■ **Work to complete**
From the material below, list every line containing "forma".
○ ○ ○ ○
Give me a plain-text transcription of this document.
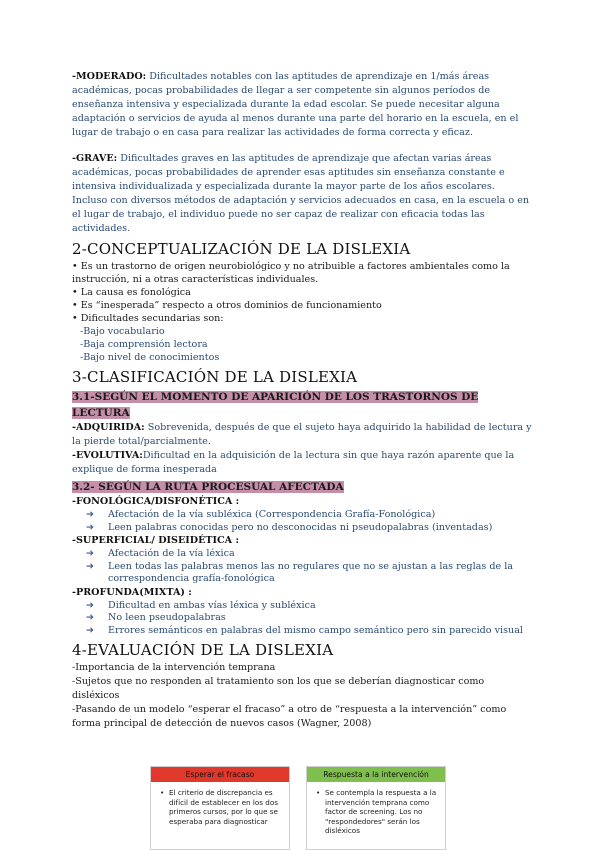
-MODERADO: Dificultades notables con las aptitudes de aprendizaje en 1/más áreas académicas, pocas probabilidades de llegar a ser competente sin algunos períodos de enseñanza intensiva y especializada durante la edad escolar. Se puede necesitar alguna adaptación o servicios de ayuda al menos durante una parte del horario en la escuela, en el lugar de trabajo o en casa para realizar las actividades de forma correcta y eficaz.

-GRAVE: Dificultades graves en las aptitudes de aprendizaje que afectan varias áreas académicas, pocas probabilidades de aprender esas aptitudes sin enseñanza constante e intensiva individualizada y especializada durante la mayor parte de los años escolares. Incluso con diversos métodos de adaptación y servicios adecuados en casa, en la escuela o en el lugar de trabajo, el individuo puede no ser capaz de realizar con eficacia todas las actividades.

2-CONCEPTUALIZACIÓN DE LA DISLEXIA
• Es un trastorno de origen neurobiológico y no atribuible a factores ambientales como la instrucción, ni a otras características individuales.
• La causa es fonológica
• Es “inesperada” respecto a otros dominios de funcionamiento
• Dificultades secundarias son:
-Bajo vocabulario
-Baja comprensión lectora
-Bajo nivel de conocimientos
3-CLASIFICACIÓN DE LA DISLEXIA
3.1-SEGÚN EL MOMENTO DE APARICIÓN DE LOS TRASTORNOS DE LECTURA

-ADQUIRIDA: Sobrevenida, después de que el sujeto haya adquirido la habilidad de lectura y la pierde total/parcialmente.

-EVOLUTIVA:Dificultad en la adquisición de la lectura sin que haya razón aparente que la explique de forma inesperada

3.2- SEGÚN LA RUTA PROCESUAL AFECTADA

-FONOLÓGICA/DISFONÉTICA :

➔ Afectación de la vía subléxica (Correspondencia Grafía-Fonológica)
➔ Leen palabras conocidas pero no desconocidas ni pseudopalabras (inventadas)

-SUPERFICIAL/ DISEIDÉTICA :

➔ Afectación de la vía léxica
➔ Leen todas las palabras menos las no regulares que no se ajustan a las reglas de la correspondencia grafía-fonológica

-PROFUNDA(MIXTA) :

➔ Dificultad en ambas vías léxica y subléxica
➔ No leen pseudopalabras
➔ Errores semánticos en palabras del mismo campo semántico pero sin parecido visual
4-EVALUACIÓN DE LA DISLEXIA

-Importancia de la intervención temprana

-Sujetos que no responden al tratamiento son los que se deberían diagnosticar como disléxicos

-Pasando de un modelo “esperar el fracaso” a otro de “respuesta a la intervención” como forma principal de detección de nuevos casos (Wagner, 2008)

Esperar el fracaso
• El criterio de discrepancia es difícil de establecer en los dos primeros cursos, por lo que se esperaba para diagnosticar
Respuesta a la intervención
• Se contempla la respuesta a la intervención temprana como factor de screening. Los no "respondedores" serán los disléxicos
○ ○ ○ ○
■ **Result of the exercise**
-MODERADO: Dificultades notables con las aptitudes de aprendizaje en 1/más áreas académicas, pocas probabilidades de llegar a ser competente sin algunos períodos de enseñanza intensiva y especializada durante la edad escolar. Se puede necesitar alguna adaptación o servicios de ayuda al menos durante una parte del horario en la escuela, en el lugar de trabajo o en casa para realizar las actividades de forma correcta y eficaz.
-EVOLUTIVA:Dificultad en la adquisición de la lectura sin que haya razón aparente que la explique de forma inesperada
-Pasando de un modelo “esperar el fracaso” a otro de “respuesta a la intervención” como forma principal de detección de nuevos casos (Wagner, 2008)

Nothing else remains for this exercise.